◆ WRITTEN REQUEST
Without the images, print all the entries below exactly as given.

--- BEGIN DATASET EXCERPTS ---

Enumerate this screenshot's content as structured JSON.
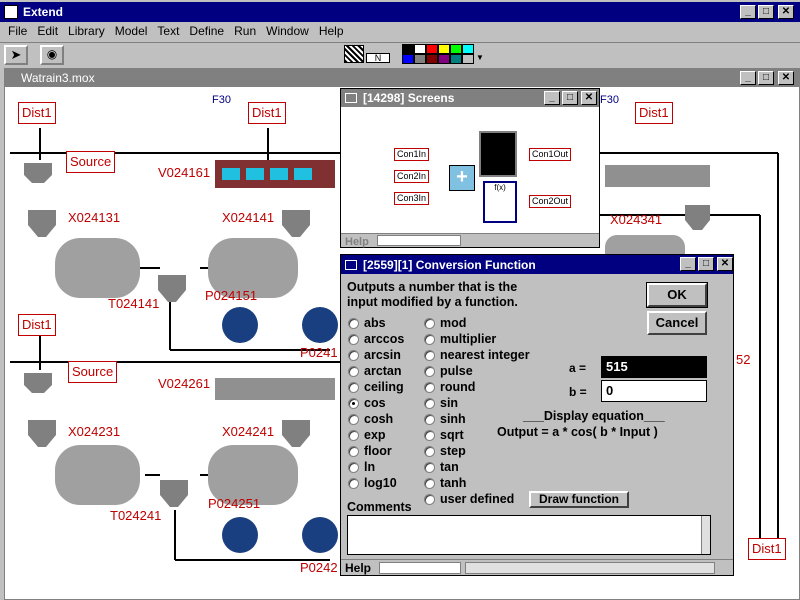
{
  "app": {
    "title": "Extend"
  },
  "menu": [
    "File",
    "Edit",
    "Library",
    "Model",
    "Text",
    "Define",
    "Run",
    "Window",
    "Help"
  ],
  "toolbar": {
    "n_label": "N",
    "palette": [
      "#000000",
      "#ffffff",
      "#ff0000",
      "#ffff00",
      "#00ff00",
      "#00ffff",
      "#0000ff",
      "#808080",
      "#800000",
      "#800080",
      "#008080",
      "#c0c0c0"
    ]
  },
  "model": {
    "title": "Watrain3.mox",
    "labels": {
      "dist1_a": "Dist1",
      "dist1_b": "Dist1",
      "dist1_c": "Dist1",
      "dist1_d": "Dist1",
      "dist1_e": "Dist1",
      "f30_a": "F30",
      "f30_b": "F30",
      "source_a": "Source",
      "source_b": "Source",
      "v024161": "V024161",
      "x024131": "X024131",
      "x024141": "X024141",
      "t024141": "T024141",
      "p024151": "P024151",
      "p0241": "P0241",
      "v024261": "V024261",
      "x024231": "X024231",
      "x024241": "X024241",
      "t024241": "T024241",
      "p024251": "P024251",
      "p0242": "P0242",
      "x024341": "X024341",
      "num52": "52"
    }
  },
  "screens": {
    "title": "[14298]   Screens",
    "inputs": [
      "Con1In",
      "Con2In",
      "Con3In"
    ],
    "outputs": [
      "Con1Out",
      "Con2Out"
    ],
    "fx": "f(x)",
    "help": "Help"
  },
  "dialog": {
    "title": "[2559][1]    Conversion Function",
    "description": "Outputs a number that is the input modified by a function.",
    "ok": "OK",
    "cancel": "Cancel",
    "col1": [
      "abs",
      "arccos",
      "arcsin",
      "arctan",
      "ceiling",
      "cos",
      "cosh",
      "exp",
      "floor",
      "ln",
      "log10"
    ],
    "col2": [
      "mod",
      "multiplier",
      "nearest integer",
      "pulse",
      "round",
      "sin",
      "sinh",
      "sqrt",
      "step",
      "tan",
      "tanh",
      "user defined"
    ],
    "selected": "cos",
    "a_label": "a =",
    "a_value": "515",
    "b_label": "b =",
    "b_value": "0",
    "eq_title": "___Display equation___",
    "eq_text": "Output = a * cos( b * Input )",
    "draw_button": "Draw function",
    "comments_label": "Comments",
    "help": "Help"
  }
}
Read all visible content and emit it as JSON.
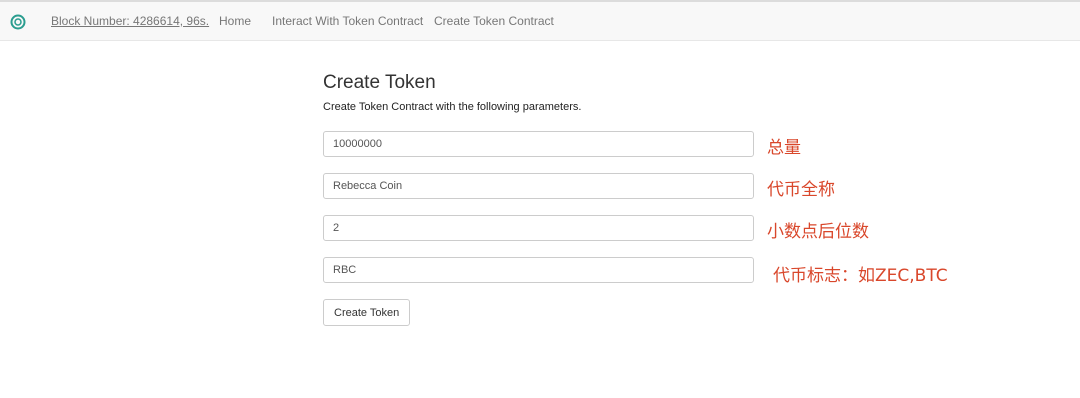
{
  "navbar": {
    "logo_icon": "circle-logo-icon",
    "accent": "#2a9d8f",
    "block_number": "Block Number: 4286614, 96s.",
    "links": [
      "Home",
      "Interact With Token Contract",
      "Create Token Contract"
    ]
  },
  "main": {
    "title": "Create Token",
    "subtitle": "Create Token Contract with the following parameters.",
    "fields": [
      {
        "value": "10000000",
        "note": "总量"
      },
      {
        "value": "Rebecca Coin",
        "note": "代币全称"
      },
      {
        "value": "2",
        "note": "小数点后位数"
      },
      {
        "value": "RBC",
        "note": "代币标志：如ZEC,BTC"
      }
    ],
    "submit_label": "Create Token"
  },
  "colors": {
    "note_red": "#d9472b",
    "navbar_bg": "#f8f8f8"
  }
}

--- END DATASET EXCERPTS ---

◆ EXERCISE SOLUTION
Enumerate this screenshot's content as structured JSON.
{
  "app": {
    "title": "Extend"
  },
  "menu": [
    "File",
    "Edit",
    "Library",
    "Model",
    "Text",
    "Define",
    "Run",
    "Window",
    "Help"
  ],
  "toolbar": {
    "n_label": "N",
    "palette": [
      "#000000",
      "#ffffff",
      "#ff0000",
      "#ffff00",
      "#00ff00",
      "#00ffff",
      "#0000ff",
      "#808080",
      "#800000",
      "#800080",
      "#008080",
      "#c0c0c0"
    ]
  },
  "model": {
    "title": "Watrain3.mox",
    "labels": {
      "dist1_a": "Dist1",
      "dist1_b": "Dist1",
      "dist1_c": "Dist1",
      "dist1_d": "Dist1",
      "dist1_e": "Dist1",
      "f30_a": "F30",
      "f30_b": "F30",
      "source_a": "Source",
      "source_b": "Source",
      "v024161": "V024161",
      "x024131": "X024131",
      "x024141": "X024141",
      "t024141": "T024141",
      "p024151": "P024151",
      "p0241": "P0241",
      "v024261": "V024261",
      "x024231": "X024231",
      "x024241": "X024241",
      "t024241": "T024241",
      "p024251": "P024251",
      "p0242": "P0242",
      "x024341": "X024341",
      "num52": "52"
    }
  },
  "screens": {
    "title": "[14298]   Screens",
    "inputs": [
      "Con1In",
      "Con2In",
      "Con3In"
    ],
    "outputs": [
      "Con1Out",
      "Con2Out"
    ],
    "fx": "f(x)",
    "help": "Help"
  },
  "dialog": {
    "title": "[2559][1]    Conversion Function",
    "description": "Outputs a number that is the input modified by a function.",
    "ok": "OK",
    "cancel": "Cancel",
    "col1": [
      "abs",
      "arccos",
      "arcsin",
      "arctan",
      "ceiling",
      "cos",
      "cosh",
      "exp",
      "floor",
      "ln",
      "log10"
    ],
    "col2": [
      "mod",
      "multiplier",
      "nearest integer",
      "pulse",
      "round",
      "sin",
      "sinh",
      "sqrt",
      "step",
      "tan",
      "tanh",
      "user defined"
    ],
    "selected": "cos",
    "a_label": "a =",
    "a_value": "515",
    "b_label": "b =",
    "b_value": "0",
    "eq_title": "___Display equation___",
    "eq_text": "Output = a * cos( b * Input )",
    "draw_button": "Draw function",
    "comments_label": "Comments",
    "help": "Help"
  }
}
Read all visible content and emit it as JSON.
{
  "navbar": {
    "logo_icon": "circle-logo-icon",
    "accent": "#2a9d8f",
    "block_number": "Block Number: 4286614, 96s.",
    "links": [
      "Home",
      "Interact With Token Contract",
      "Create Token Contract"
    ]
  },
  "main": {
    "title": "Create Token",
    "subtitle": "Create Token Contract with the following parameters.",
    "fields": [
      {
        "value": "10000000",
        "note": "总量"
      },
      {
        "value": "Rebecca Coin",
        "note": "代币全称"
      },
      {
        "value": "2",
        "note": "小数点后位数"
      },
      {
        "value": "RBC",
        "note": "代币标志：如ZEC,BTC"
      }
    ],
    "submit_label": "Create Token"
  },
  "colors": {
    "note_red": "#d9472b",
    "navbar_bg": "#f8f8f8"
  }
}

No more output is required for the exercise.